[SOURCE MATERIAL start]

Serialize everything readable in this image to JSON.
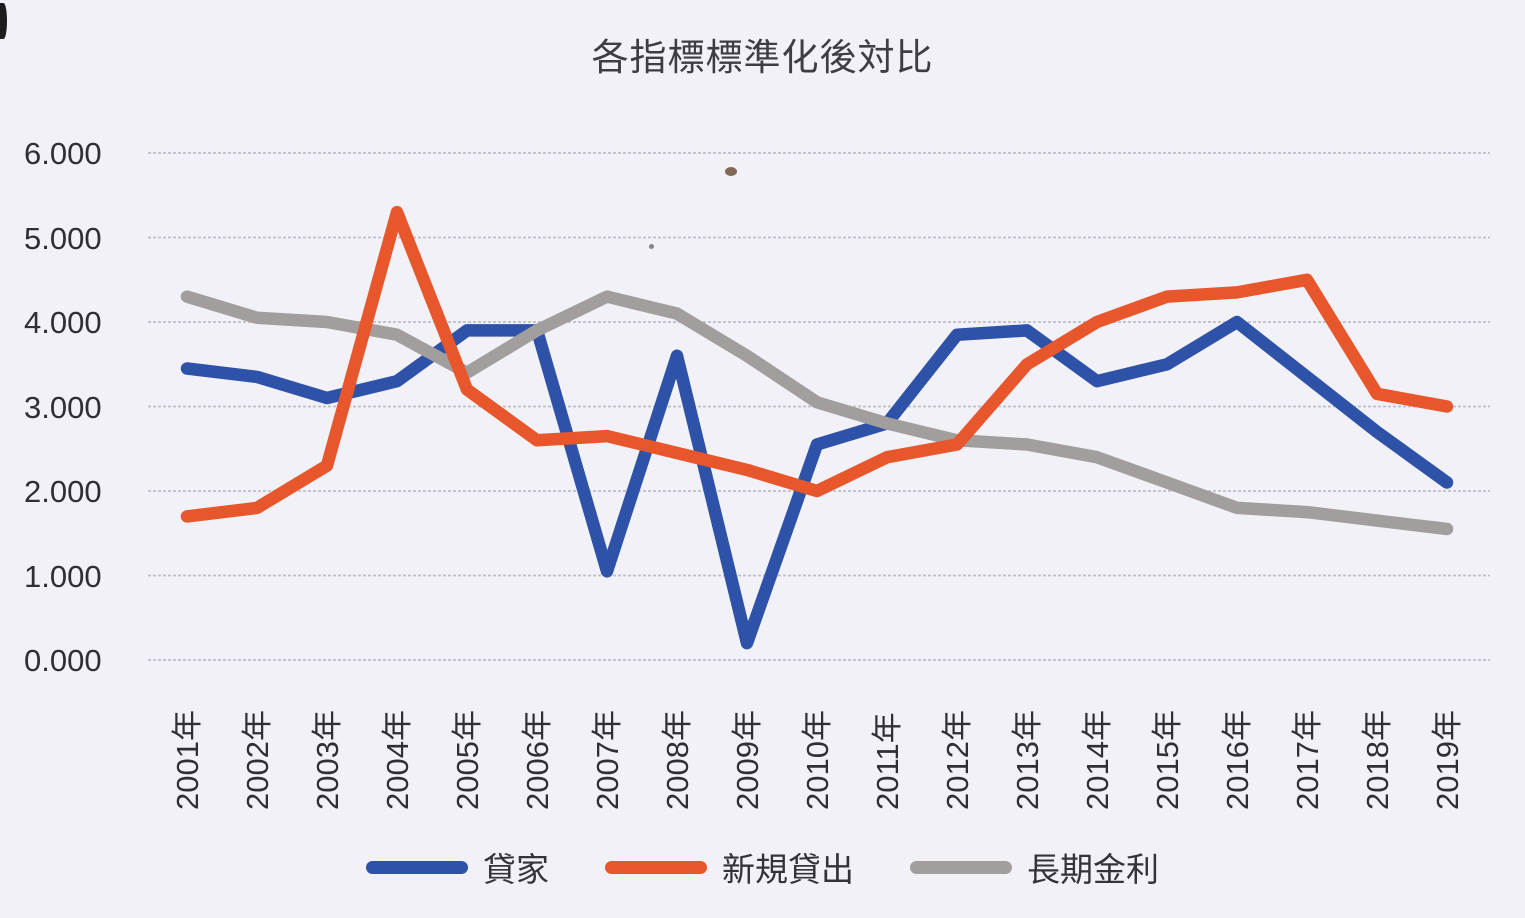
{
  "page": {
    "background": "#f2f1f7"
  },
  "colors": {
    "gridline": "#bcbbc8",
    "axis_text": "#2f2f34",
    "title_text": "#3d3d44"
  },
  "chart_data": {
    "type": "line",
    "title": "各指標標準化後対比",
    "categories": [
      "2001年",
      "2002年",
      "2003年",
      "2004年",
      "2005年",
      "2006年",
      "2007年",
      "2008年",
      "2009年",
      "2010年",
      "2011年",
      "2012年",
      "2013年",
      "2014年",
      "2015年",
      "2016年",
      "2017年",
      "2018年",
      "2019年"
    ],
    "series": [
      {
        "name": "貸家",
        "color": "#2e52a8",
        "values": [
          3.45,
          3.35,
          3.1,
          3.3,
          3.9,
          3.9,
          1.05,
          3.6,
          0.2,
          2.55,
          2.8,
          3.85,
          3.9,
          3.3,
          3.5,
          4.0,
          3.35,
          2.7,
          2.1
        ]
      },
      {
        "name": "新規貸出",
        "color": "#e8562c",
        "values": [
          1.7,
          1.8,
          2.3,
          5.3,
          3.2,
          2.6,
          2.65,
          2.45,
          2.25,
          2.0,
          2.4,
          2.55,
          3.5,
          4.0,
          4.3,
          4.35,
          4.5,
          3.15,
          3.0
        ]
      },
      {
        "name": "長期金利",
        "color": "#a29e9e",
        "values": [
          4.3,
          4.05,
          4.0,
          3.85,
          3.4,
          3.9,
          4.3,
          4.1,
          3.6,
          3.05,
          2.8,
          2.6,
          2.55,
          2.4,
          2.1,
          1.8,
          1.75,
          1.65,
          1.55
        ]
      }
    ],
    "ylim": [
      0,
      6
    ],
    "y_tick_labels": [
      "6.000",
      "5.000",
      "4.000",
      "3.000",
      "2.000",
      "1.000",
      "0.000"
    ],
    "grid": true,
    "legend_position": "bottom",
    "x_tick_rotation": -90
  }
}
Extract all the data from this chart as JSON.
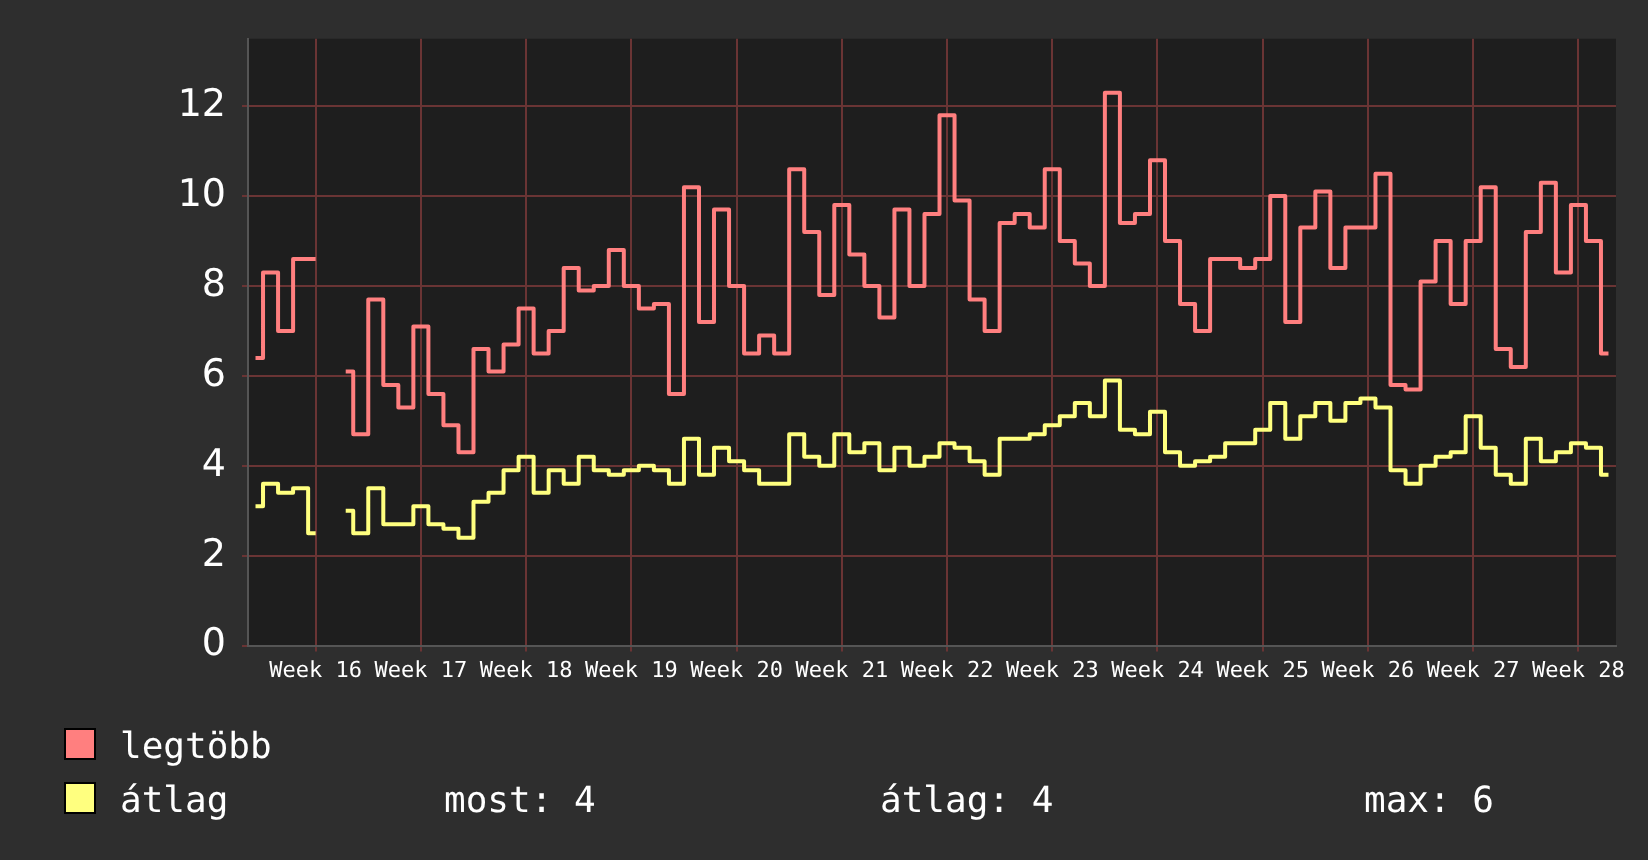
{
  "chart_data": {
    "type": "step",
    "categories": [
      null,
      null,
      null,
      null,
      "Week 16",
      null,
      null,
      null,
      null,
      null,
      null,
      "Week 17",
      null,
      null,
      null,
      null,
      null,
      null,
      "Week 18",
      null,
      null,
      null,
      null,
      null,
      null,
      "Week 19",
      null,
      null,
      null,
      null,
      null,
      null,
      "Week 20",
      null,
      null,
      null,
      null,
      null,
      null,
      "Week 21",
      null,
      null,
      null,
      null,
      null,
      null,
      "Week 22",
      null,
      null,
      null,
      null,
      null,
      null,
      "Week 23",
      null,
      null,
      null,
      null,
      null,
      null,
      "Week 24",
      null,
      null,
      null,
      null,
      null,
      null,
      "Week 25",
      null,
      null,
      null,
      null,
      null,
      null,
      "Week 26",
      null,
      null,
      null,
      null,
      null,
      null,
      "Week 27",
      null,
      null,
      null,
      null,
      null,
      null,
      "Week 28",
      null,
      null
    ],
    "series": [
      {
        "name": "legtöbb",
        "color": "#ff7f7f",
        "values": [
          6.4,
          8.3,
          7.0,
          8.6,
          8.6,
          null,
          6.1,
          4.7,
          7.7,
          5.8,
          5.3,
          7.1,
          5.6,
          4.9,
          4.3,
          6.6,
          6.1,
          6.7,
          7.5,
          6.5,
          7.0,
          8.4,
          7.9,
          8.0,
          8.8,
          8.0,
          7.5,
          7.6,
          5.6,
          10.2,
          7.2,
          9.7,
          8.0,
          6.5,
          6.9,
          6.5,
          10.6,
          9.2,
          7.8,
          9.8,
          8.7,
          8.0,
          7.3,
          9.7,
          8.0,
          9.6,
          11.8,
          9.9,
          7.7,
          7.0,
          9.4,
          9.6,
          9.3,
          10.6,
          9.0,
          8.5,
          8.0,
          12.3,
          9.4,
          9.6,
          10.8,
          9.0,
          7.6,
          7.0,
          8.6,
          8.6,
          8.4,
          8.6,
          10.0,
          7.2,
          9.3,
          10.1,
          8.4,
          9.3,
          9.3,
          10.5,
          5.8,
          5.7,
          8.1,
          9.0,
          7.6,
          9.0,
          10.2,
          6.6,
          6.2,
          9.2,
          10.3,
          8.3,
          9.8,
          9.0,
          6.5
        ]
      },
      {
        "name": "átlag",
        "color": "#ffff7f",
        "values": [
          3.1,
          3.6,
          3.4,
          3.5,
          2.5,
          null,
          3.0,
          2.5,
          3.5,
          2.7,
          2.7,
          3.1,
          2.7,
          2.6,
          2.4,
          3.2,
          3.4,
          3.9,
          4.2,
          3.4,
          3.9,
          3.6,
          4.2,
          3.9,
          3.8,
          3.9,
          4.0,
          3.9,
          3.6,
          4.6,
          3.8,
          4.4,
          4.1,
          3.9,
          3.6,
          3.6,
          4.7,
          4.2,
          4.0,
          4.7,
          4.3,
          4.5,
          3.9,
          4.4,
          4.0,
          4.2,
          4.5,
          4.4,
          4.1,
          3.8,
          4.6,
          4.6,
          4.7,
          4.9,
          5.1,
          5.4,
          5.1,
          5.9,
          4.8,
          4.7,
          5.2,
          4.3,
          4.0,
          4.1,
          4.2,
          4.5,
          4.5,
          4.8,
          5.4,
          4.6,
          5.1,
          5.4,
          5.0,
          5.4,
          5.5,
          5.3,
          3.9,
          3.6,
          4.0,
          4.2,
          4.3,
          5.1,
          4.4,
          3.8,
          3.6,
          4.6,
          4.1,
          4.3,
          4.5,
          4.4,
          3.8
        ]
      }
    ],
    "ylim": [
      0,
      13.5
    ],
    "yticks": [
      0,
      2,
      4,
      6,
      8,
      10,
      12
    ],
    "grid": true,
    "legend": "bottom",
    "annotations": [
      "most: 4",
      "átlag: 4",
      "max: 6"
    ]
  }
}
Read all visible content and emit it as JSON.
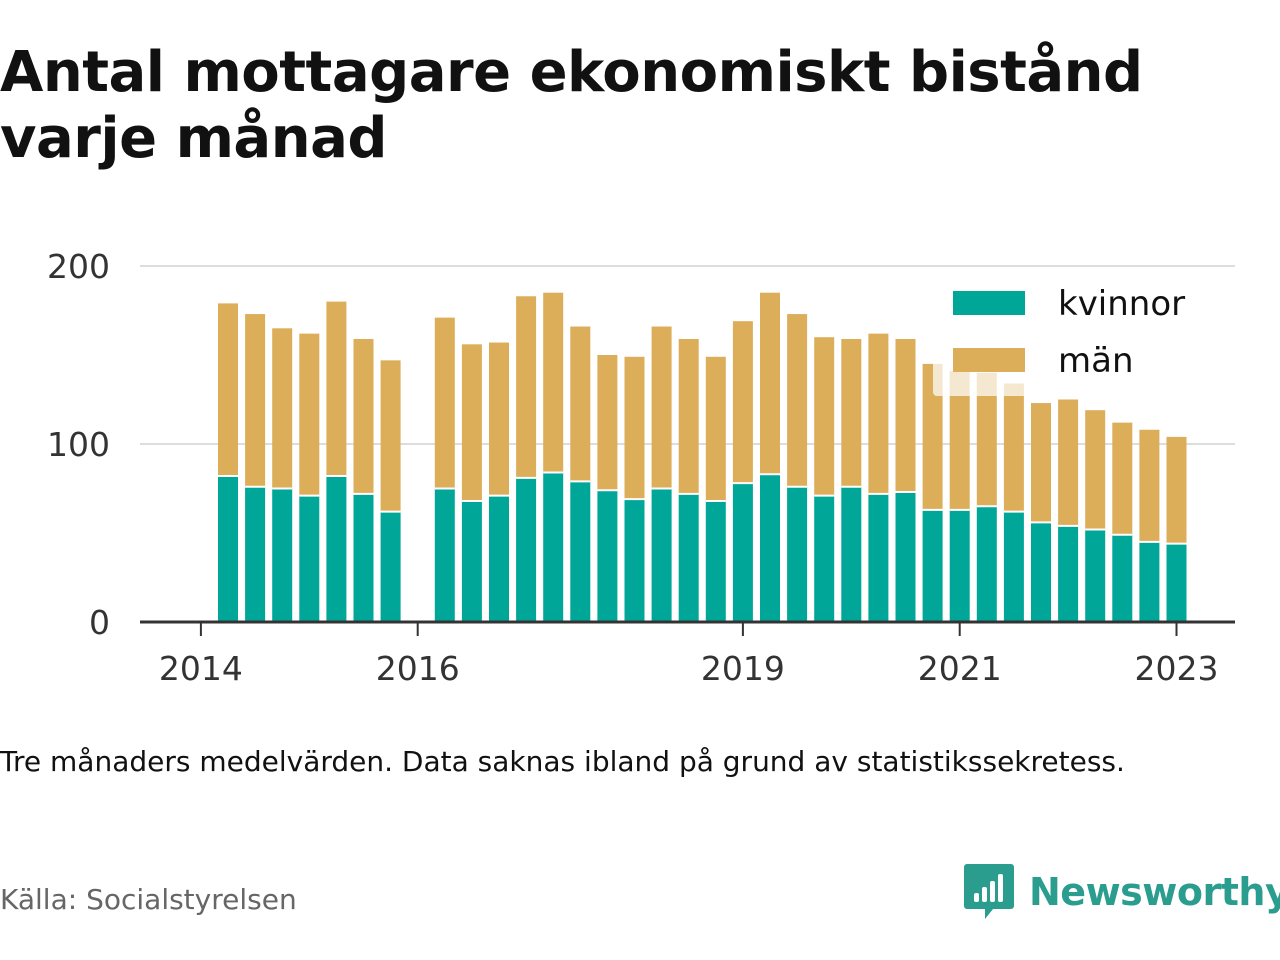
{
  "title": "Antal mottagare ekonomiskt bistånd varje månad",
  "note": "Tre månaders medelvärden. Data saknas ibland på grund av statistikssekretess.",
  "source": "Källa: Socialstyrelsen",
  "brand": {
    "name": "Newsworthy",
    "icon": "newsworthy-logo-icon"
  },
  "colors": {
    "kvinnor": "#00a698",
    "man": "#dcae5a",
    "grid": "#dddddd",
    "axis": "#333333"
  },
  "chart_data": {
    "type": "bar",
    "stacked": true,
    "x_ticks": [
      "2014",
      "2016",
      "2019",
      "2021",
      "2023"
    ],
    "y_ticks": [
      "0",
      "100",
      "200"
    ],
    "ylim": [
      0,
      200
    ],
    "legend_position": "top-right",
    "categories": [
      "2014-Q2",
      "2014-Q3",
      "2014-Q4",
      "2015-Q1",
      "2015-Q2",
      "2015-Q3",
      "2015-Q4",
      "2016-Q1",
      "2016-Q2",
      "2016-Q3",
      "2016-Q4",
      "2017-Q1",
      "2017-Q2",
      "2017-Q3",
      "2017-Q4",
      "2018-Q1",
      "2018-Q2",
      "2018-Q3",
      "2018-Q4",
      "2019-Q1",
      "2019-Q2",
      "2019-Q3",
      "2019-Q4",
      "2020-Q1",
      "2020-Q2",
      "2020-Q3",
      "2020-Q4",
      "2021-Q1",
      "2021-Q2",
      "2021-Q3",
      "2021-Q4",
      "2022-Q1",
      "2022-Q2",
      "2022-Q3",
      "2022-Q4",
      "2023-Q1"
    ],
    "series": [
      {
        "name": "kvinnor",
        "values": [
          82,
          76,
          75,
          71,
          82,
          72,
          62,
          null,
          75,
          68,
          71,
          81,
          84,
          79,
          74,
          69,
          75,
          72,
          68,
          78,
          83,
          76,
          71,
          76,
          72,
          73,
          63,
          63,
          65,
          62,
          56,
          54,
          52,
          49,
          45,
          44
        ]
      },
      {
        "name": "män",
        "values": [
          97,
          97,
          90,
          91,
          98,
          87,
          85,
          null,
          96,
          88,
          86,
          102,
          101,
          87,
          76,
          80,
          91,
          87,
          81,
          91,
          102,
          97,
          89,
          83,
          90,
          86,
          82,
          78,
          75,
          72,
          67,
          71,
          67,
          63,
          63,
          60
        ]
      }
    ]
  }
}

[SOURCE MATERIAL end]

§ WORK TO DO
Only the number is wanted: how many lines of these entries contain the string "JSON"?

§ RESULT FOR THIS TASK
3